[BEGIN]
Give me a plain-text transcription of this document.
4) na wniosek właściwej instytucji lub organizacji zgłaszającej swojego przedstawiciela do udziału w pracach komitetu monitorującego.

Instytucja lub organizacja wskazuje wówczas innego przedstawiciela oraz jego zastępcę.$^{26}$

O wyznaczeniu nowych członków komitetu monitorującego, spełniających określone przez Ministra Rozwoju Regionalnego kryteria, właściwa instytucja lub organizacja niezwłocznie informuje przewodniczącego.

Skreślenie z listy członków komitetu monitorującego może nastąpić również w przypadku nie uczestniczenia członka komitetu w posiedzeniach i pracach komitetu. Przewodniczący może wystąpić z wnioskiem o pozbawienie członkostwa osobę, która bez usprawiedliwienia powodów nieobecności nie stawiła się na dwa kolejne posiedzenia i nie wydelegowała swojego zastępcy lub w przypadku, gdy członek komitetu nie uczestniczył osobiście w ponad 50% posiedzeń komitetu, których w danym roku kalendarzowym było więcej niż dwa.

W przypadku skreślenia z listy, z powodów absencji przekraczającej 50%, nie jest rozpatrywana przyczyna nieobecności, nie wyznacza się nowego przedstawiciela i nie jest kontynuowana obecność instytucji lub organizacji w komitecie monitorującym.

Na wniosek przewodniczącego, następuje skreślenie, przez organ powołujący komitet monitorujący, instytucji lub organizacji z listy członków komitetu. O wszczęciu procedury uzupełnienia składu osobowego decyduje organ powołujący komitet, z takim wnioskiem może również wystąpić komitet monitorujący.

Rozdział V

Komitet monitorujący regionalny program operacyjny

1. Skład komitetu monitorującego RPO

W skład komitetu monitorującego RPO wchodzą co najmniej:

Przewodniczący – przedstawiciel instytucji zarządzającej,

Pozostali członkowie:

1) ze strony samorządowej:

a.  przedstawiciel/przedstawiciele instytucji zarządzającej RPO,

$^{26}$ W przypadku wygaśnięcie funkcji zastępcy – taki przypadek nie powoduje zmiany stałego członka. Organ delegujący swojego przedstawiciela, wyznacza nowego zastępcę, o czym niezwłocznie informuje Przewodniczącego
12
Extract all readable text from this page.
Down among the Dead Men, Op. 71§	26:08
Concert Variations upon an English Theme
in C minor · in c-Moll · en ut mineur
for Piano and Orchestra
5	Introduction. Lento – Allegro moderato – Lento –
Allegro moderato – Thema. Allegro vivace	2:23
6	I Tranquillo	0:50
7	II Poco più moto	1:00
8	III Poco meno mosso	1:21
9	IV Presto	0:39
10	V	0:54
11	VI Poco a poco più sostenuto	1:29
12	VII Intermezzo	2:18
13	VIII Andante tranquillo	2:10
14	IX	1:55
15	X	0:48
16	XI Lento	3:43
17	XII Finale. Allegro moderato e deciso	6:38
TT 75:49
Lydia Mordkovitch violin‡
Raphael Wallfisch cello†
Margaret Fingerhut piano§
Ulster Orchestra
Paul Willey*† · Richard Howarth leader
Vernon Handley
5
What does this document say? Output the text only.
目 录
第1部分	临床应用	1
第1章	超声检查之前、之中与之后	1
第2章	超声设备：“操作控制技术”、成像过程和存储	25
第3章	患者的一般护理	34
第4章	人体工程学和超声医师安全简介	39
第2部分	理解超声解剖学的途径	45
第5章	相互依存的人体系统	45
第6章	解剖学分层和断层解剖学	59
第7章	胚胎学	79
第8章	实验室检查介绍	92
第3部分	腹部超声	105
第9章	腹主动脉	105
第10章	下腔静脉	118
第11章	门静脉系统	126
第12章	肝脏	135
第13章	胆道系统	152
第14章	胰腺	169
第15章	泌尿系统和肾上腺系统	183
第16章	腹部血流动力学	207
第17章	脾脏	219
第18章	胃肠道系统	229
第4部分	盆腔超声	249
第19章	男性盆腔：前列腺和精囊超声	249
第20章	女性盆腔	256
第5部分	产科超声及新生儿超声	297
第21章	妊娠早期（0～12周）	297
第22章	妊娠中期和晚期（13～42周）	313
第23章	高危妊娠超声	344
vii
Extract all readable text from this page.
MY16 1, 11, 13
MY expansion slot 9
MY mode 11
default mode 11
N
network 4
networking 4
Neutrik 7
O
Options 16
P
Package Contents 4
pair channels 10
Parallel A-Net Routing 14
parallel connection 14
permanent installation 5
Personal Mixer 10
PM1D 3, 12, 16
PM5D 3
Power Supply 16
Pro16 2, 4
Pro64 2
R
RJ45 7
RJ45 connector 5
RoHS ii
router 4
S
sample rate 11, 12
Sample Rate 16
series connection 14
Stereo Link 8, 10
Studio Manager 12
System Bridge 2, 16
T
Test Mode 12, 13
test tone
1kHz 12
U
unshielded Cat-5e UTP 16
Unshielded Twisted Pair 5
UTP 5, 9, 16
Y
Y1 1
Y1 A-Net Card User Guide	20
[END]
Extract every entry above as it appears.

Task answer
Give me a plain-text transcription of this document.
4) na wniosek właściwej instytucji lub organizacji zgłaszającej swojego przedstawiciela do udziału w pracach komitetu monitorującego.

Instytucja lub organizacja wskazuje wówczas innego przedstawiciela oraz jego zastępcę.$^{26}$

O wyznaczeniu nowych członków komitetu monitorującego, spełniających określone przez Ministra Rozwoju Regionalnego kryteria, właściwa instytucja lub organizacja niezwłocznie informuje przewodniczącego.

Skreślenie z listy członków komitetu monitorującego może nastąpić również w przypadku nie uczestniczenia członka komitetu w posiedzeniach i pracach komitetu. Przewodniczący może wystąpić z wnioskiem o pozbawienie członkostwa osobę, która bez usprawiedliwienia powodów nieobecności nie stawiła się na dwa kolejne posiedzenia i nie wydelegowała swojego zastępcy lub w przypadku, gdy członek komitetu nie uczestniczył osobiście w ponad 50% posiedzeń komitetu, których w danym roku kalendarzowym było więcej niż dwa.

W przypadku skreślenia z listy, z powodów absencji przekraczającej 50%, nie jest rozpatrywana przyczyna nieobecności, nie wyznacza się nowego przedstawiciela i nie jest kontynuowana obecność instytucji lub organizacji w komitecie monitorującym.

Na wniosek przewodniczącego, następuje skreślenie, przez organ powołujący komitet monitorujący, instytucji lub organizacji z listy członków komitetu. O wszczęciu procedury uzupełnienia składu osobowego decyduje organ powołujący komitet, z takim wnioskiem może również wystąpić komitet monitorujący.

Rozdział V

Komitet monitorujący regionalny program operacyjny

1. Skład komitetu monitorującego RPO

W skład komitetu monitorującego RPO wchodzą co najmniej:

Przewodniczący – przedstawiciel instytucji zarządzającej,

Pozostali członkowie:

1) ze strony samorządowej:

a.  przedstawiciel/przedstawiciele instytucji zarządzającej RPO,

$^{26}$ W przypadku wygaśnięcie funkcji zastępcy – taki przypadek nie powoduje zmiany stałego członka. Organ delegujący swojego przedstawiciela, wyznacza nowego zastępcę, o czym niezwłocznie informuje Przewodniczącego
12
Extract all readable text from this page.
Down among the Dead Men, Op. 71§	26:08
Concert Variations upon an English Theme
in C minor · in c-Moll · en ut mineur
for Piano and Orchestra
5	Introduction. Lento – Allegro moderato – Lento –
Allegro moderato – Thema. Allegro vivace	2:23
6	I Tranquillo	0:50
7	II Poco più moto	1:00
8	III Poco meno mosso	1:21
9	IV Presto	0:39
10	V	0:54
11	VI Poco a poco più sostenuto	1:29
12	VII Intermezzo	2:18
13	VIII Andante tranquillo	2:10
14	IX	1:55
15	X	0:48
16	XI Lento	3:43
17	XII Finale. Allegro moderato e deciso	6:38
TT 75:49
Lydia Mordkovitch violin‡
Raphael Wallfisch cello†
Margaret Fingerhut piano§
Ulster Orchestra
Paul Willey*† · Richard Howarth leader
Vernon Handley
5
What does this document say? Output the text only.
目 录
第1部分	临床应用	1
第1章	超声检查之前、之中与之后	1
第2章	超声设备：“操作控制技术”、成像过程和存储	25
第3章	患者的一般护理	34
第4章	人体工程学和超声医师安全简介	39
第2部分	理解超声解剖学的途径	45
第5章	相互依存的人体系统	45
第6章	解剖学分层和断层解剖学	59
第7章	胚胎学	79
第8章	实验室检查介绍	92
第3部分	腹部超声	105
第9章	腹主动脉	105
第10章	下腔静脉	118
第11章	门静脉系统	126
第12章	肝脏	135
第13章	胆道系统	152
第14章	胰腺	169
第15章	泌尿系统和肾上腺系统	183
第16章	腹部血流动力学	207
第17章	脾脏	219
第18章	胃肠道系统	229
第4部分	盆腔超声	249
第19章	男性盆腔：前列腺和精囊超声	249
第20章	女性盆腔	256
第5部分	产科超声及新生儿超声	297
第21章	妊娠早期（0～12周）	297
第22章	妊娠中期和晚期（13～42周）	313
第23章	高危妊娠超声	344
vii
Extract all readable text from this page.
MY16 1, 11, 13
MY expansion slot 9
MY mode 11
default mode 11
N
network 4
networking 4
Neutrik 7
O
Options 16
P
Package Contents 4
pair channels 10
Parallel A-Net Routing 14
parallel connection 14
permanent installation 5
Personal Mixer 10
PM1D 3, 12, 16
PM5D 3
Power Supply 16
Pro16 2, 4
Pro64 2
R
RJ45 7
RJ45 connector 5
RoHS ii
router 4
S
sample rate 11, 12
Sample Rate 16
series connection 14
Stereo Link 8, 10
Studio Manager 12
System Bridge 2, 16
T
Test Mode 12, 13
test tone
1kHz 12
U
unshielded Cat-5e UTP 16
Unshielded Twisted Pair 5
UTP 5, 9, 16
Y
Y1 1
Y1 A-Net Card User Guide	20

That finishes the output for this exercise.